→ **Problem statement**: Write out every line below that includes the word "this".

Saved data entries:
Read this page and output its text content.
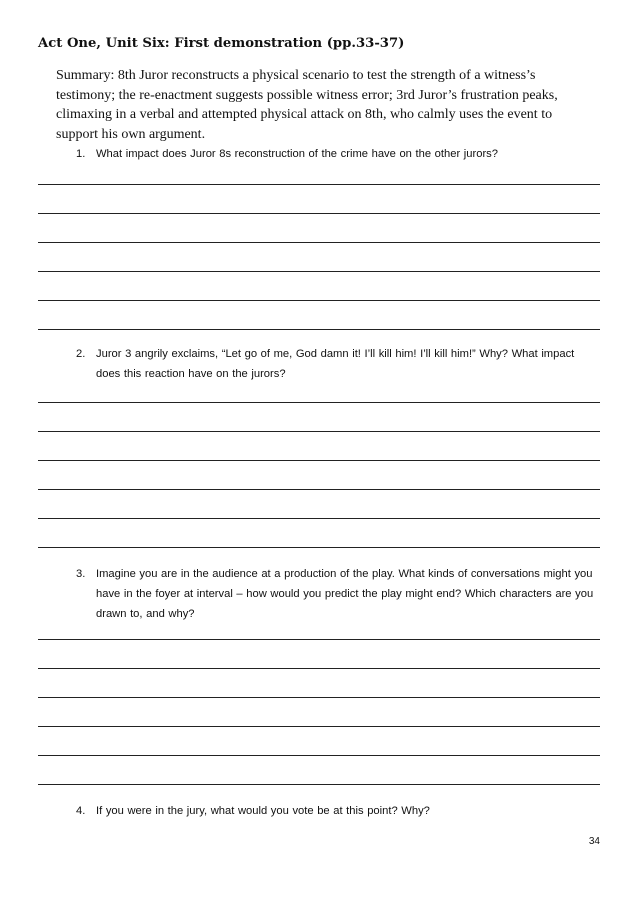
Act One, Unit Six: First demonstration (pp.33-37)
Summary: 8th Juror reconstructs a physical scenario to test the strength of a witness’s testimony; the re-enactment suggests possible witness error; 3rd Juror’s frustration peaks, climaxing in a verbal and attempted physical attack on 8th, who calmly uses the event to support his own argument.
1. What impact does Juror 8s reconstruction of the crime have on the other jurors?
2. Juror 3 angrily exclaims, “Let go of me, God damn it! I’ll kill him! I’ll kill him!” Why? What impact does this reaction have on the jurors?
3. Imagine you are in the audience at a production of the play. What kinds of conversations might you have in the foyer at interval – how would you predict the play might end? Which characters are you drawn to, and why?
4. If you were in the jury, what would you vote be at this point? Why?
34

→ **Response**:
Read this page and output its text content.
2. Juror 3 angrily exclaims, “Let go of me, God damn it! I’ll kill him! I’ll kill him!” Why? What impact does this reaction have on the jurors?
4. If you were in the jury, what would you vote be at this point? Why?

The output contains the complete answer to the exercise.